Your goal
Will you quote all of the entries, word for word?

Exercise materials
--------------------

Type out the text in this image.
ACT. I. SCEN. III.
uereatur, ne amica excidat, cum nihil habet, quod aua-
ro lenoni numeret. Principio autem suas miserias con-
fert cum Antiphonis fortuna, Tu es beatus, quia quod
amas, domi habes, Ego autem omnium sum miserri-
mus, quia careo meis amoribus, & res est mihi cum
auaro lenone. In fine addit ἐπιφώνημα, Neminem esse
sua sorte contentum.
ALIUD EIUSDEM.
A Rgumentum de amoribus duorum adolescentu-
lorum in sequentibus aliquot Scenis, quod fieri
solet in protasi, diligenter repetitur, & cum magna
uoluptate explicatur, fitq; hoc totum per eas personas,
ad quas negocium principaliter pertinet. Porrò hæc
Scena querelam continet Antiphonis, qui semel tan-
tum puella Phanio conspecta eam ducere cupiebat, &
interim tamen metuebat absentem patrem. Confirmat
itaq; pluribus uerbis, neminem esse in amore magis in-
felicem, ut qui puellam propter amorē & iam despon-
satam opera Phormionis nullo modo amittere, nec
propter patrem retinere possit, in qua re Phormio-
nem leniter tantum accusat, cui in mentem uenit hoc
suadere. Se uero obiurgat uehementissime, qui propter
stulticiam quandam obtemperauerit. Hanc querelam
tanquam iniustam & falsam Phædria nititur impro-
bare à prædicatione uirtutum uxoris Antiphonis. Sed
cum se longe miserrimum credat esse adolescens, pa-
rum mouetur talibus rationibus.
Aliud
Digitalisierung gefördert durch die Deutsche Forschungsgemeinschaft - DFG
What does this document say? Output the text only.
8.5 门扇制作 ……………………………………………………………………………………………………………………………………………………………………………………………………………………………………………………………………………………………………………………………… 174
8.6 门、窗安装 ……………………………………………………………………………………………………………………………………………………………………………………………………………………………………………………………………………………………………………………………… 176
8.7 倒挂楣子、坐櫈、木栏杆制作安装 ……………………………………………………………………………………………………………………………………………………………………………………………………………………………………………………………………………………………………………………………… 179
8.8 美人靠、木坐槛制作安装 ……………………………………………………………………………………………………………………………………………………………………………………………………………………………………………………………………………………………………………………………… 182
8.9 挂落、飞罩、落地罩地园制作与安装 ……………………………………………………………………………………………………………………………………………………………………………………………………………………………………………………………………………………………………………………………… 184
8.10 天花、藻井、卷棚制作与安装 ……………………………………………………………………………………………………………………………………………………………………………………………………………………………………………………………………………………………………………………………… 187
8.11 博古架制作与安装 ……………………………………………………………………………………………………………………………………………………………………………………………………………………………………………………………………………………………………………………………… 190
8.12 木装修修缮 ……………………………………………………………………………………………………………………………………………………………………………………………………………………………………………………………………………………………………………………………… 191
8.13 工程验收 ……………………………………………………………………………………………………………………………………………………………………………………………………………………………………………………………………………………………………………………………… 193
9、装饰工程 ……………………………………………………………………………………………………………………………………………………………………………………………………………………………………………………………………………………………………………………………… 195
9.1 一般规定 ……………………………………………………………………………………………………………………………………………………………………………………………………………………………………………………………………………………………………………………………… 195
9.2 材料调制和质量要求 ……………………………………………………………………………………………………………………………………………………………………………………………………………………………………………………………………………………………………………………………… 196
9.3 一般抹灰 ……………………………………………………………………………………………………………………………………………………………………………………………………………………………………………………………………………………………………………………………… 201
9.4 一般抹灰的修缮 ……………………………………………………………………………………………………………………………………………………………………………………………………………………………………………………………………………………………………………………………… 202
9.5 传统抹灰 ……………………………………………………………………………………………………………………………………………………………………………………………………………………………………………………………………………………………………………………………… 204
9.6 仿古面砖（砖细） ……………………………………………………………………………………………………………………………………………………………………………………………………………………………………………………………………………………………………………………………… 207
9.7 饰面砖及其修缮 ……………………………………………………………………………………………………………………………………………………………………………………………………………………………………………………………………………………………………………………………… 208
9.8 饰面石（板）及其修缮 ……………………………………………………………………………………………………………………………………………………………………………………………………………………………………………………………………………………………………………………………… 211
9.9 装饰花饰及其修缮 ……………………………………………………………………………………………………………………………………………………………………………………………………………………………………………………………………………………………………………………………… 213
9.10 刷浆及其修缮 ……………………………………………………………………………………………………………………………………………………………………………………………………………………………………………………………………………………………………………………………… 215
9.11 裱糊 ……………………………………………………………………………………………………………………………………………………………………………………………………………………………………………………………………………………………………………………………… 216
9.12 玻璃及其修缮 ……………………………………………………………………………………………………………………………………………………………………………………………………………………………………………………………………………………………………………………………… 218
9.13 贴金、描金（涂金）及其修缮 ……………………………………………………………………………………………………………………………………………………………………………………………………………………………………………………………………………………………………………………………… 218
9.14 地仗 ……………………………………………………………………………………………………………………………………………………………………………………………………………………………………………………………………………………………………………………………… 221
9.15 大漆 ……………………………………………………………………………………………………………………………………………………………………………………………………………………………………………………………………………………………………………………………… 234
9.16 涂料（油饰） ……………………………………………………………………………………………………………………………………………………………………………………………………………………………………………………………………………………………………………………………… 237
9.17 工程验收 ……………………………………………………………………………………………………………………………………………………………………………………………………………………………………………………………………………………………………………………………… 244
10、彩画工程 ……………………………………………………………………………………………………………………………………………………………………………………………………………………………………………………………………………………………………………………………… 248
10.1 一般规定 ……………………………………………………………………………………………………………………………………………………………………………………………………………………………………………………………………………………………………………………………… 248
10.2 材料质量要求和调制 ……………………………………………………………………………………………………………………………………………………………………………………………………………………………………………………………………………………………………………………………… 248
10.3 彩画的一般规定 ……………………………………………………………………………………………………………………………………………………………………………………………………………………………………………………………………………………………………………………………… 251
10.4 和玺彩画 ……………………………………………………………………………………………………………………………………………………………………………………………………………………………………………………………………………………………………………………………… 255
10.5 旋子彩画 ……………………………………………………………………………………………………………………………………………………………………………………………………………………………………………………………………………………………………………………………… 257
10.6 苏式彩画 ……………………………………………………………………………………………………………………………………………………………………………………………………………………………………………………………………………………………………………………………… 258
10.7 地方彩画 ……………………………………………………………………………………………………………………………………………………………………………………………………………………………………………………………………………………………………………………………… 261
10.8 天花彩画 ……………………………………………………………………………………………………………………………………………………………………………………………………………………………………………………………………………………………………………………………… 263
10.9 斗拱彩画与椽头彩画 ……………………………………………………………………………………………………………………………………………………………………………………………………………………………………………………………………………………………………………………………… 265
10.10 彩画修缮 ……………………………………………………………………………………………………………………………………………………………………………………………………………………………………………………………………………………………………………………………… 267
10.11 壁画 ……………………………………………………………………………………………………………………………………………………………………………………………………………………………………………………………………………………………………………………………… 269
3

--------------------

Solved problem
Type out the text in this image.
ACT. I. SCEN. III.
uereatur, ne amica excidat, cum nihil habet, quod aua-
ro lenoni numeret. Principio autem suas miserias con-
fert cum Antiphonis fortuna, Tu es beatus, quia quod
amas, domi habes, Ego autem omnium sum miserri-
mus, quia careo meis amoribus, & res est mihi cum
auaro lenone. In fine addit ἐπιφώνημα, Neminem esse
sua sorte contentum.
ALIUD EIUSDEM.
A Rgumentum de amoribus duorum adolescentu-
lorum in sequentibus aliquot Scenis, quod fieri
solet in protasi, diligenter repetitur, & cum magna
uoluptate explicatur, fitq; hoc totum per eas personas,
ad quas negocium principaliter pertinet. Porrò hæc
Scena querelam continet Antiphonis, qui semel tan-
tum puella Phanio conspecta eam ducere cupiebat, &
interim tamen metuebat absentem patrem. Confirmat
itaq; pluribus uerbis, neminem esse in amore magis in-
felicem, ut qui puellam propter amorē & iam despon-
satam opera Phormionis nullo modo amittere, nec
propter patrem retinere possit, in qua re Phormio-
nem leniter tantum accusat, cui in mentem uenit hoc
suadere. Se uero obiurgat uehementissime, qui propter
stulticiam quandam obtemperauerit. Hanc querelam
tanquam iniustam & falsam Phædria nititur impro-
bare à prædicatione uirtutum uxoris Antiphonis. Sed
cum se longe miserrimum credat esse adolescens, pa-
rum mouetur talibus rationibus.
Aliud
Digitalisierung gefördert durch die Deutsche Forschungsgemeinschaft - DFG
What does this document say? Output the text only.
8.5 门扇制作 ……………………………………………………………………………………………………………………………………………………………………………………………………………………………………………………………………………………………………………………………… 174
8.6 门、窗安装 ……………………………………………………………………………………………………………………………………………………………………………………………………………………………………………………………………………………………………………………………… 176
8.7 倒挂楣子、坐櫈、木栏杆制作安装 ……………………………………………………………………………………………………………………………………………………………………………………………………………………………………………………………………………………………………………………………… 179
8.8 美人靠、木坐槛制作安装 ……………………………………………………………………………………………………………………………………………………………………………………………………………………………………………………………………………………………………………………………… 182
8.9 挂落、飞罩、落地罩地园制作与安装 ……………………………………………………………………………………………………………………………………………………………………………………………………………………………………………………………………………………………………………………………… 184
8.10 天花、藻井、卷棚制作与安装 ……………………………………………………………………………………………………………………………………………………………………………………………………………………………………………………………………………………………………………………………… 187
8.11 博古架制作与安装 ……………………………………………………………………………………………………………………………………………………………………………………………………………………………………………………………………………………………………………………………… 190
8.12 木装修修缮 ……………………………………………………………………………………………………………………………………………………………………………………………………………………………………………………………………………………………………………………………… 191
8.13 工程验收 ……………………………………………………………………………………………………………………………………………………………………………………………………………………………………………………………………………………………………………………………… 193
9、装饰工程 ……………………………………………………………………………………………………………………………………………………………………………………………………………………………………………………………………………………………………………………………… 195
9.1 一般规定 ……………………………………………………………………………………………………………………………………………………………………………………………………………………………………………………………………………………………………………………………… 195
9.2 材料调制和质量要求 ……………………………………………………………………………………………………………………………………………………………………………………………………………………………………………………………………………………………………………………………… 196
9.3 一般抹灰 ……………………………………………………………………………………………………………………………………………………………………………………………………………………………………………………………………………………………………………………………… 201
9.4 一般抹灰的修缮 ……………………………………………………………………………………………………………………………………………………………………………………………………………………………………………………………………………………………………………………………… 202
9.5 传统抹灰 ……………………………………………………………………………………………………………………………………………………………………………………………………………………………………………………………………………………………………………………………… 204
9.6 仿古面砖（砖细） ……………………………………………………………………………………………………………………………………………………………………………………………………………………………………………………………………………………………………………………………… 207
9.7 饰面砖及其修缮 ……………………………………………………………………………………………………………………………………………………………………………………………………………………………………………………………………………………………………………………………… 208
9.8 饰面石（板）及其修缮 ……………………………………………………………………………………………………………………………………………………………………………………………………………………………………………………………………………………………………………………………… 211
9.9 装饰花饰及其修缮 ……………………………………………………………………………………………………………………………………………………………………………………………………………………………………………………………………………………………………………………………… 213
9.10 刷浆及其修缮 ……………………………………………………………………………………………………………………………………………………………………………………………………………………………………………………………………………………………………………………………… 215
9.11 裱糊 ……………………………………………………………………………………………………………………………………………………………………………………………………………………………………………………………………………………………………………………………… 216
9.12 玻璃及其修缮 ……………………………………………………………………………………………………………………………………………………………………………………………………………………………………………………………………………………………………………………………… 218
9.13 贴金、描金（涂金）及其修缮 ……………………………………………………………………………………………………………………………………………………………………………………………………………………………………………………………………………………………………………………………… 218
9.14 地仗 ……………………………………………………………………………………………………………………………………………………………………………………………………………………………………………………………………………………………………………………………… 221
9.15 大漆 ……………………………………………………………………………………………………………………………………………………………………………………………………………………………………………………………………………………………………………………………… 234
9.16 涂料（油饰） ……………………………………………………………………………………………………………………………………………………………………………………………………………………………………………………………………………………………………………………………… 237
9.17 工程验收 ……………………………………………………………………………………………………………………………………………………………………………………………………………………………………………………………………………………………………………………………… 244
10、彩画工程 ……………………………………………………………………………………………………………………………………………………………………………………………………………………………………………………………………………………………………………………………… 248
10.1 一般规定 ……………………………………………………………………………………………………………………………………………………………………………………………………………………………………………………………………………………………………………………………… 248
10.2 材料质量要求和调制 ……………………………………………………………………………………………………………………………………………………………………………………………………………………………………………………………………………………………………………………………… 248
10.3 彩画的一般规定 ……………………………………………………………………………………………………………………………………………………………………………………………………………………………………………………………………………………………………………………………… 251
10.4 和玺彩画 ……………………………………………………………………………………………………………………………………………………………………………………………………………………………………………………………………………………………………………………………… 255
10.5 旋子彩画 ……………………………………………………………………………………………………………………………………………………………………………………………………………………………………………………………………………………………………………………………… 257
10.6 苏式彩画 ……………………………………………………………………………………………………………………………………………………………………………………………………………………………………………………………………………………………………………………………… 258
10.7 地方彩画 ……………………………………………………………………………………………………………………………………………………………………………………………………………………………………………………………………………………………………………………………… 261
10.8 天花彩画 ……………………………………………………………………………………………………………………………………………………………………………………………………………………………………………………………………………………………………………………………… 263
10.9 斗拱彩画与椽头彩画 ……………………………………………………………………………………………………………………………………………………………………………………………………………………………………………………………………………………………………………………………… 265
10.10 彩画修缮 ……………………………………………………………………………………………………………………………………………………………………………………………………………………………………………………………………………………………………………………………… 267
10.11 壁画 ……………………………………………………………………………………………………………………………………………………………………………………………………………………………………………………………………………………………………………………………… 269
3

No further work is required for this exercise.